Every record should be written out exactly, please.

Extracted data entries
****************

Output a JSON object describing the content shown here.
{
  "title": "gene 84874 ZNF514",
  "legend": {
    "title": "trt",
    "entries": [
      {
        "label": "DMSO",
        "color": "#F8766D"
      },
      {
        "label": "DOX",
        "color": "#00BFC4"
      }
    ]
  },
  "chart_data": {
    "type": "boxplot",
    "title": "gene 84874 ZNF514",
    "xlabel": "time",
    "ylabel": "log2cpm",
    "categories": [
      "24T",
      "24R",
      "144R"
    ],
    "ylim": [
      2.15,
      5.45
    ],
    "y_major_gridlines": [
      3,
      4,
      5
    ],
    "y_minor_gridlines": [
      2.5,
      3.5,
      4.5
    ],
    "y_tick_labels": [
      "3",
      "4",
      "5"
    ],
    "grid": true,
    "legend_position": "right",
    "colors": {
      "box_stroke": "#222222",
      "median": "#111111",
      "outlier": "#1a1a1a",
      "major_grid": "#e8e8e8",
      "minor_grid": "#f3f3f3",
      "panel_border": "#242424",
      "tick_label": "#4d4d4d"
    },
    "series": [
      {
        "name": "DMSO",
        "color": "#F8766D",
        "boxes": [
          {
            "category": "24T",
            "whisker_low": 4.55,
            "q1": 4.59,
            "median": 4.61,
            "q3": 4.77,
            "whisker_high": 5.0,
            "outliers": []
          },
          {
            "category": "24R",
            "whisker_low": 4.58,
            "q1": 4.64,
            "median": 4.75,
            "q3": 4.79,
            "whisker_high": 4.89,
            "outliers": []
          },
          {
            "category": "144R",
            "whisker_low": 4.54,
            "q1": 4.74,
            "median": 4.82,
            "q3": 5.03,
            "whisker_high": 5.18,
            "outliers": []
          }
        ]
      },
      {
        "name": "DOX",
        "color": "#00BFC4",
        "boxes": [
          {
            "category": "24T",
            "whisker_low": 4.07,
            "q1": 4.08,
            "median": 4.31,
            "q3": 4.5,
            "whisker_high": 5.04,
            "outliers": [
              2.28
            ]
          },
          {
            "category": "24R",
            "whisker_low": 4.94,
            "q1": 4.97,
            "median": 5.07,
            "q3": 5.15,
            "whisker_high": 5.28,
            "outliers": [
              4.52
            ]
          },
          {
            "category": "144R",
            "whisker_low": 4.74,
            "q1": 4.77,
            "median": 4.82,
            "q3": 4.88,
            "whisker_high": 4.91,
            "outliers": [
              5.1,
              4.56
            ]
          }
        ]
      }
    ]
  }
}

****************

> _Task output_:
Output a JSON object describing the content shown here.
{
  "title": "gene 84874 ZNF514",
  "legend": {
    "title": "trt",
    "entries": [
      {
        "label": "DMSO",
        "color": "#F8766D"
      },
      {
        "label": "DOX",
        "color": "#00BFC4"
      }
    ]
  },
  "chart_data": {
    "type": "boxplot",
    "title": "gene 84874 ZNF514",
    "xlabel": "time",
    "ylabel": "log2cpm",
    "categories": [
      "24T",
      "24R",
      "144R"
    ],
    "ylim": [
      2.15,
      5.45
    ],
    "y_major_gridlines": [
      3,
      4,
      5
    ],
    "y_minor_gridlines": [
      2.5,
      3.5,
      4.5
    ],
    "y_tick_labels": [
      "3",
      "4",
      "5"
    ],
    "grid": true,
    "legend_position": "right",
    "colors": {
      "box_stroke": "#222222",
      "median": "#111111",
      "outlier": "#1a1a1a",
      "major_grid": "#e8e8e8",
      "minor_grid": "#f3f3f3",
      "panel_border": "#242424",
      "tick_label": "#4d4d4d"
    },
    "series": [
      {
        "name": "DMSO",
        "color": "#F8766D",
        "boxes": [
          {
            "category": "24T",
            "whisker_low": 4.55,
            "q1": 4.59,
            "median": 4.61,
            "q3": 4.77,
            "whisker_high": 5.0,
            "outliers": []
          },
          {
            "category": "24R",
            "whisker_low": 4.58,
            "q1": 4.64,
            "median": 4.75,
            "q3": 4.79,
            "whisker_high": 4.89,
            "outliers": []
          },
          {
            "category": "144R",
            "whisker_low": 4.54,
            "q1": 4.74,
            "median": 4.82,
            "q3": 5.03,
            "whisker_high": 5.18,
            "outliers": []
          }
        ]
      },
      {
        "name": "DOX",
        "color": "#00BFC4",
        "boxes": [
          {
            "category": "24T",
            "whisker_low": 4.07,
            "q1": 4.08,
            "median": 4.31,
            "q3": 4.5,
            "whisker_high": 5.04,
            "outliers": [
              2.28
            ]
          },
          {
            "category": "24R",
            "whisker_low": 4.94,
            "q1": 4.97,
            "median": 5.07,
            "q3": 5.15,
            "whisker_high": 5.28,
            "outliers": [
              4.52
            ]
          },
          {
            "category": "144R",
            "whisker_low": 4.74,
            "q1": 4.77,
            "median": 4.82,
            "q3": 4.88,
            "whisker_high": 4.91,
            "outliers": [
              5.1,
              4.56
            ]
          }
        ]
      }
    ]
  }
}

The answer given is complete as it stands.